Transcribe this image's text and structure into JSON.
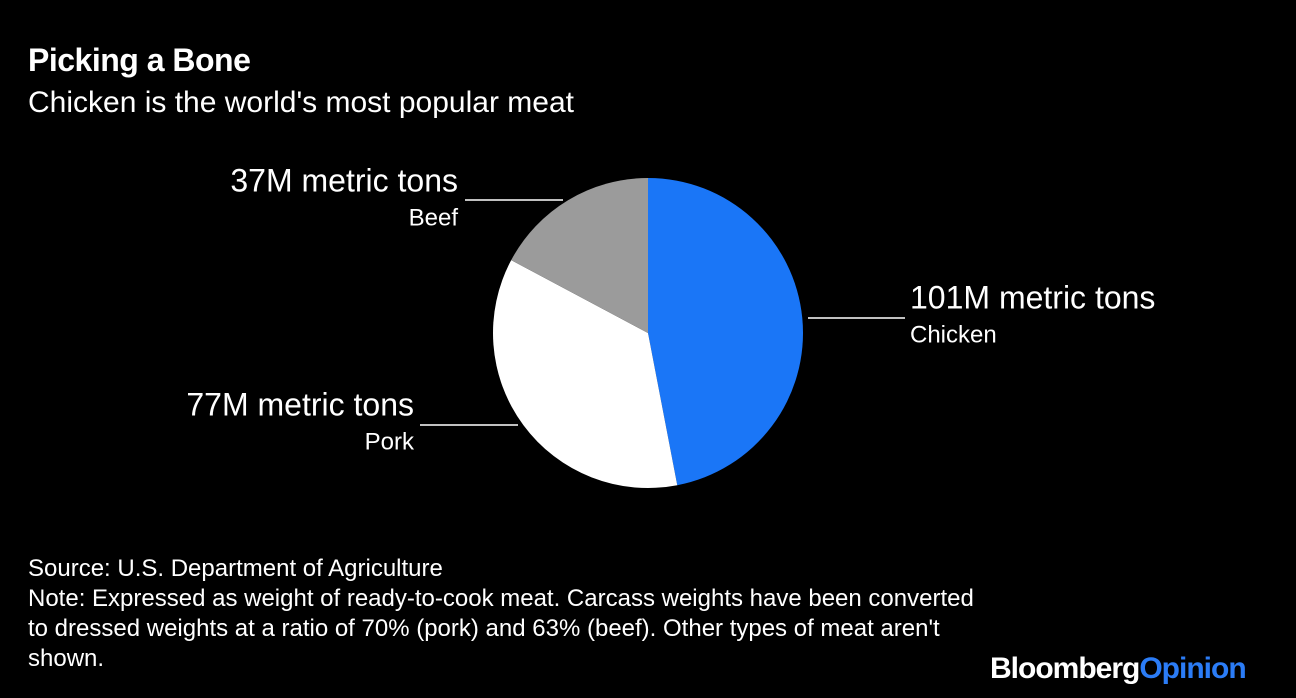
{
  "chart_data": {
    "type": "pie",
    "title": "Picking a Bone",
    "subtitle": "Chicken is the world's most popular meat",
    "categories": [
      "Chicken",
      "Pork",
      "Beef"
    ],
    "values": [
      101,
      77,
      37
    ],
    "value_labels": [
      "101M metric tons",
      "77M metric tons",
      "37M metric tons"
    ],
    "colors": [
      "#1a76f7",
      "#ffffff",
      "#9b9b9b"
    ],
    "source": "Source: U.S. Department of Agriculture",
    "note": "Note: Expressed as weight of ready-to-cook meat. Carcass weights have been converted to dressed weights at a ratio of 70% (pork) and 63% (beef). Other types of meat aren't shown.",
    "logo": [
      "Bloomberg",
      "Opinion"
    ]
  }
}
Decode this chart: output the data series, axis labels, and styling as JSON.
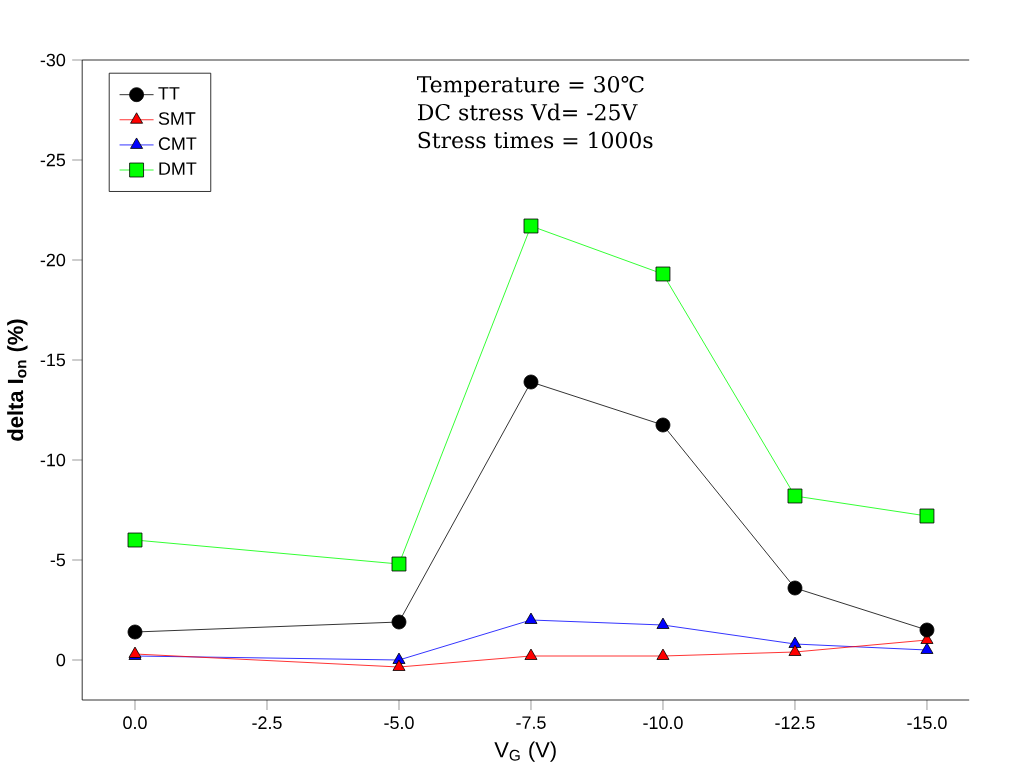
{
  "chart_data": {
    "type": "line",
    "xlabel": "V$_{G}$ (V)",
    "ylabel": "**delta I$_{on}$ (%)**",
    "annotations": [
      "Temperature = 30℃",
      "DC stress Vd= -25V",
      "Stress times = 1000s"
    ],
    "x": [
      0,
      -5,
      -7.5,
      -10,
      -12.5,
      -15
    ],
    "series": [
      {
        "name": "TT",
        "color": "#000000",
        "marker": "circle",
        "values": [
          -1.4,
          -1.9,
          -13.9,
          -11.75,
          -3.6,
          -1.5
        ]
      },
      {
        "name": "SMT",
        "color": "#ff0000",
        "marker": "triangle",
        "values": [
          -0.3,
          0.35,
          -0.2,
          -0.2,
          -0.4,
          -1.0
        ]
      },
      {
        "name": "CMT",
        "color": "#0000ff",
        "marker": "triangle",
        "values": [
          -0.2,
          0.0,
          -2.0,
          -1.75,
          -0.8,
          -0.5
        ]
      },
      {
        "name": "DMT",
        "color": "#00ff00",
        "marker": "square",
        "values": [
          -6.0,
          -4.8,
          -21.7,
          -19.3,
          -8.2,
          -7.2
        ]
      }
    ],
    "xlim": [
      1,
      -15.8
    ],
    "ylim": [
      2,
      -30
    ],
    "xticks": [
      {
        "value": 0,
        "label": "0.0"
      },
      {
        "value": -2.5,
        "label": "-2.5"
      },
      {
        "value": -5,
        "label": "-5.0"
      },
      {
        "value": -7.5,
        "label": "-7.5"
      },
      {
        "value": -10,
        "label": "-10.0"
      },
      {
        "value": -12.5,
        "label": "-12.5"
      },
      {
        "value": -15,
        "label": "-15.0"
      }
    ],
    "yticks": [
      0,
      -5,
      -10,
      -15,
      -20,
      -25,
      -30
    ],
    "legend": "top left",
    "grid": false,
    "line_style": "solid"
  }
}
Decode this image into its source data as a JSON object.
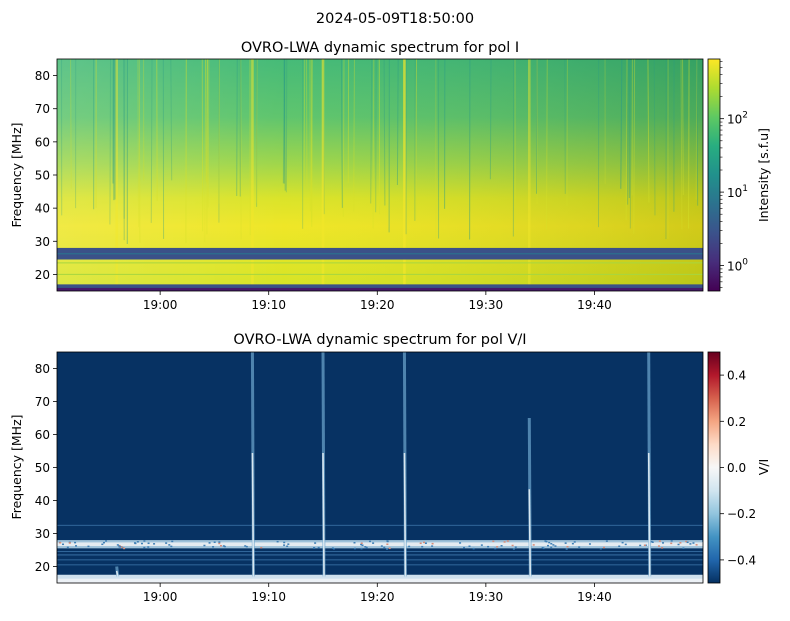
{
  "figure": {
    "suptitle": "2024-05-09T18:50:00"
  },
  "chart_data": [
    {
      "type": "heatmap",
      "title": "OVRO-LWA dynamic spectrum for pol I",
      "xlabel": "",
      "ylabel": "Frequency [MHz]",
      "x_ticks": [
        "19:00",
        "19:10",
        "19:20",
        "19:30",
        "19:40"
      ],
      "x_range": [
        "18:50:30",
        "19:50:00"
      ],
      "y_ticks": [
        20,
        30,
        40,
        50,
        60,
        70,
        80
      ],
      "ylim": [
        15,
        85
      ],
      "colormap": "viridis",
      "colorbar": {
        "label": "Intensity [s.f.u]",
        "scale": "log",
        "range": [
          0.45,
          650
        ],
        "tick_values": [
          1,
          10,
          100
        ],
        "tick_exponents": [
          "0",
          "1",
          "2"
        ]
      },
      "features": {
        "flagged_bands_MHz": [
          [
            15,
            17
          ],
          [
            24.5,
            28
          ]
        ],
        "bursts": [
          {
            "time": "18:56",
            "strength": 0.45
          },
          {
            "time": "19:08:30",
            "strength": 0.55
          },
          {
            "time": "19:15:00",
            "strength": 0.6
          },
          {
            "time": "19:22:30",
            "strength": 0.7
          },
          {
            "time": "19:34:00",
            "strength": 0.45
          }
        ]
      }
    },
    {
      "type": "heatmap",
      "title": "OVRO-LWA dynamic spectrum for pol V/I",
      "xlabel": "",
      "ylabel": "Frequency [MHz]",
      "x_ticks": [
        "19:00",
        "19:10",
        "19:20",
        "19:30",
        "19:40"
      ],
      "x_range": [
        "18:50:30",
        "19:50:00"
      ],
      "y_ticks": [
        20,
        30,
        40,
        50,
        60,
        70,
        80
      ],
      "ylim": [
        15,
        85
      ],
      "colormap": "RdBu_r",
      "colorbar": {
        "label": "V/I",
        "scale": "linear",
        "range": [
          -0.5,
          0.5
        ],
        "tick_values": [
          -0.4,
          -0.2,
          0.0,
          0.2,
          0.4
        ],
        "tick_labels": [
          "−0.4",
          "−0.2",
          "0.0",
          "0.2",
          "0.4"
        ]
      },
      "features": {
        "background_value": -0.5,
        "bursts": [
          {
            "time": "18:56",
            "f_top_MHz": 20
          },
          {
            "time": "19:08:30",
            "f_top_MHz": 85
          },
          {
            "time": "19:15:00",
            "f_top_MHz": 85
          },
          {
            "time": "19:22:30",
            "f_top_MHz": 85
          },
          {
            "time": "19:34:00",
            "f_top_MHz": 65
          },
          {
            "time": "19:45:00",
            "f_top_MHz": 85
          }
        ]
      }
    }
  ]
}
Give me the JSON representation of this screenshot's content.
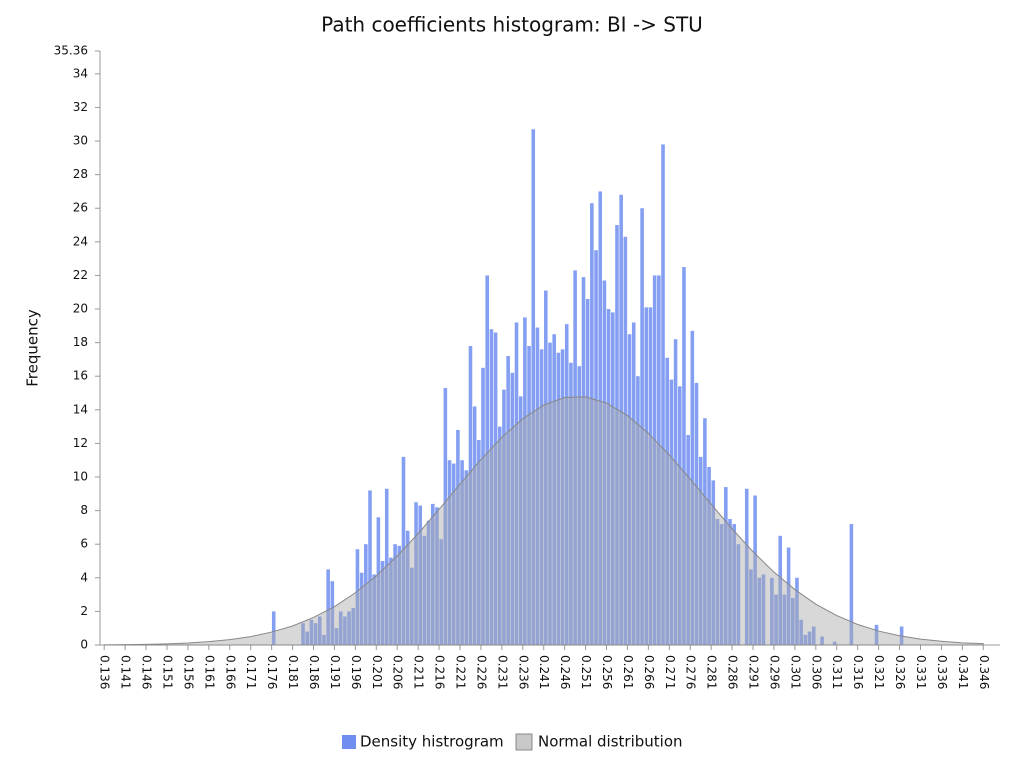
{
  "chart_data": {
    "type": "histogram",
    "title": "Path coefficients histogram: BI -> STU",
    "y_label": "Frequency",
    "grid": false,
    "xlim": [
      0.135,
      0.35
    ],
    "ylim": [
      0,
      35.36
    ],
    "yticks": [
      0,
      2,
      4,
      6,
      8,
      10,
      12,
      14,
      16,
      18,
      20,
      22,
      24,
      26,
      28,
      30,
      32,
      34,
      35.36
    ],
    "xticks": [
      0.136,
      0.141,
      0.146,
      0.151,
      0.156,
      0.161,
      0.166,
      0.171,
      0.176,
      0.181,
      0.186,
      0.191,
      0.196,
      0.201,
      0.206,
      0.211,
      0.216,
      0.221,
      0.226,
      0.231,
      0.236,
      0.241,
      0.246,
      0.251,
      0.256,
      0.261,
      0.266,
      0.271,
      0.276,
      0.281,
      0.286,
      0.291,
      0.296,
      0.301,
      0.306,
      0.311,
      0.316,
      0.321,
      0.326,
      0.331,
      0.336,
      0.341,
      0.346
    ],
    "bins": [
      0.136,
      0.137,
      0.138,
      0.139,
      0.14,
      0.141,
      0.142,
      0.143,
      0.144,
      0.145,
      0.146,
      0.147,
      0.148,
      0.149,
      0.15,
      0.151,
      0.152,
      0.153,
      0.154,
      0.155,
      0.156,
      0.157,
      0.158,
      0.159,
      0.16,
      0.161,
      0.162,
      0.163,
      0.164,
      0.165,
      0.166,
      0.167,
      0.168,
      0.169,
      0.17,
      0.171,
      0.172,
      0.173,
      0.174,
      0.175,
      0.176,
      0.177,
      0.178,
      0.179,
      0.18,
      0.181,
      0.182,
      0.183,
      0.184,
      0.185,
      0.186,
      0.187,
      0.188,
      0.189,
      0.19,
      0.191,
      0.192,
      0.193,
      0.194,
      0.195,
      0.196,
      0.197,
      0.198,
      0.199,
      0.2,
      0.201,
      0.202,
      0.203,
      0.204,
      0.205,
      0.206,
      0.207,
      0.208,
      0.209,
      0.21,
      0.211,
      0.212,
      0.213,
      0.214,
      0.215,
      0.216,
      0.217,
      0.218,
      0.219,
      0.22,
      0.221,
      0.222,
      0.223,
      0.224,
      0.225,
      0.226,
      0.227,
      0.228,
      0.229,
      0.23,
      0.231,
      0.232,
      0.233,
      0.234,
      0.235,
      0.236,
      0.237,
      0.238,
      0.239,
      0.24,
      0.241,
      0.242,
      0.243,
      0.244,
      0.245,
      0.246,
      0.247,
      0.248,
      0.249,
      0.25,
      0.251,
      0.252,
      0.253,
      0.254,
      0.255,
      0.256,
      0.257,
      0.258,
      0.259,
      0.26,
      0.261,
      0.262,
      0.263,
      0.264,
      0.265,
      0.266,
      0.267,
      0.268,
      0.269,
      0.27,
      0.271,
      0.272,
      0.273,
      0.274,
      0.275,
      0.276,
      0.277,
      0.278,
      0.279,
      0.28,
      0.281,
      0.282,
      0.283,
      0.284,
      0.285,
      0.286,
      0.287,
      0.288,
      0.289,
      0.29,
      0.291,
      0.292,
      0.293,
      0.294,
      0.295,
      0.296,
      0.297,
      0.298,
      0.299,
      0.3,
      0.301,
      0.302,
      0.303,
      0.304,
      0.305,
      0.306,
      0.307,
      0.308,
      0.309,
      0.31,
      0.311,
      0.312,
      0.313,
      0.314,
      0.315,
      0.316,
      0.317,
      0.318,
      0.319,
      0.32,
      0.321,
      0.322,
      0.323,
      0.324,
      0.325,
      0.326,
      0.327,
      0.328,
      0.329,
      0.33,
      0.331,
      0.332,
      0.333,
      0.334,
      0.335,
      0.336,
      0.337,
      0.338,
      0.339,
      0.34,
      0.341,
      0.342,
      0.343,
      0.344,
      0.345,
      0.346
    ],
    "series": [
      {
        "name": "Density histrogram",
        "color": "#6f8ef0",
        "values": [
          0,
          0,
          0,
          0,
          0,
          0,
          0,
          0,
          0,
          0,
          0,
          0,
          0,
          0,
          0,
          0,
          0,
          0,
          0,
          0,
          0,
          0,
          0,
          0,
          0,
          0,
          0,
          0,
          0,
          0,
          0,
          0,
          0,
          0,
          0,
          0,
          0,
          0,
          0,
          0,
          2,
          0,
          0,
          0,
          0,
          0,
          0,
          1.3,
          0.8,
          1.5,
          1.3,
          1.7,
          0.6,
          4.5,
          3.8,
          1.0,
          2.0,
          1.7,
          2.0,
          2.2,
          5.7,
          4.3,
          6.0,
          9.2,
          4.2,
          7.6,
          5.0,
          9.3,
          5.2,
          6.0,
          5.9,
          11.2,
          6.8,
          4.6,
          8.5,
          8.3,
          6.5,
          7.4,
          8.4,
          8.2,
          6.3,
          15.3,
          11.0,
          10.8,
          12.8,
          11.0,
          10.4,
          17.8,
          14.2,
          12.2,
          16.5,
          22.0,
          18.8,
          18.6,
          13.0,
          15.2,
          17.2,
          16.2,
          19.2,
          14.8,
          19.5,
          17.8,
          30.7,
          18.9,
          17.6,
          21.1,
          18.0,
          18.5,
          17.4,
          17.6,
          19.1,
          16.8,
          22.3,
          16.6,
          21.9,
          20.6,
          26.3,
          23.5,
          27.0,
          21.7,
          20.0,
          19.8,
          25.0,
          26.8,
          24.3,
          18.5,
          19.2,
          16.0,
          26.0,
          20.1,
          20.1,
          22.0,
          22.0,
          29.8,
          17.1,
          15.8,
          18.2,
          15.4,
          22.5,
          12.5,
          18.7,
          15.6,
          11.2,
          13.5,
          10.6,
          9.8,
          7.5,
          7.2,
          9.4,
          7.5,
          7.2,
          6.0,
          0,
          9.3,
          4.5,
          8.9,
          4.0,
          4.2,
          0,
          4.0,
          3.0,
          6.5,
          3.0,
          5.8,
          2.8,
          4.0,
          1.5,
          0.6,
          0.8,
          1.1,
          0,
          0.5,
          0,
          0,
          0.2,
          0,
          0,
          0,
          7.2,
          0,
          0,
          0,
          0,
          0,
          1.2,
          0,
          0,
          0,
          0,
          0,
          1.1,
          0,
          0,
          0,
          0,
          0,
          0,
          0,
          0,
          0,
          0,
          0,
          0,
          0,
          0,
          0,
          0,
          0,
          0,
          0
        ]
      },
      {
        "name": "Normal distribution",
        "type": "area",
        "color": "#a8a8a8",
        "x": [
          0.136,
          0.141,
          0.146,
          0.151,
          0.156,
          0.161,
          0.166,
          0.171,
          0.176,
          0.181,
          0.186,
          0.191,
          0.196,
          0.201,
          0.206,
          0.211,
          0.216,
          0.221,
          0.226,
          0.231,
          0.236,
          0.241,
          0.246,
          0.251,
          0.256,
          0.261,
          0.266,
          0.271,
          0.276,
          0.281,
          0.286,
          0.291,
          0.296,
          0.301,
          0.306,
          0.311,
          0.316,
          0.321,
          0.326,
          0.331,
          0.336,
          0.341,
          0.346
        ],
        "values": [
          0.01,
          0.02,
          0.04,
          0.07,
          0.12,
          0.2,
          0.32,
          0.5,
          0.77,
          1.13,
          1.64,
          2.28,
          3.11,
          4.11,
          5.3,
          6.63,
          8.08,
          9.57,
          11.03,
          12.36,
          13.47,
          14.28,
          14.73,
          14.77,
          14.4,
          13.66,
          12.6,
          11.31,
          9.87,
          8.38,
          6.92,
          5.55,
          4.34,
          3.3,
          2.43,
          1.75,
          1.22,
          0.83,
          0.55,
          0.35,
          0.22,
          0.13,
          0.08
        ]
      }
    ]
  }
}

DESCRIPTION OF THE TASK: Copy each line above containing the string "image".

ANSWER:
Transcribe this image's text and structure into JSON.
Decode this image into its source data as a JSON object.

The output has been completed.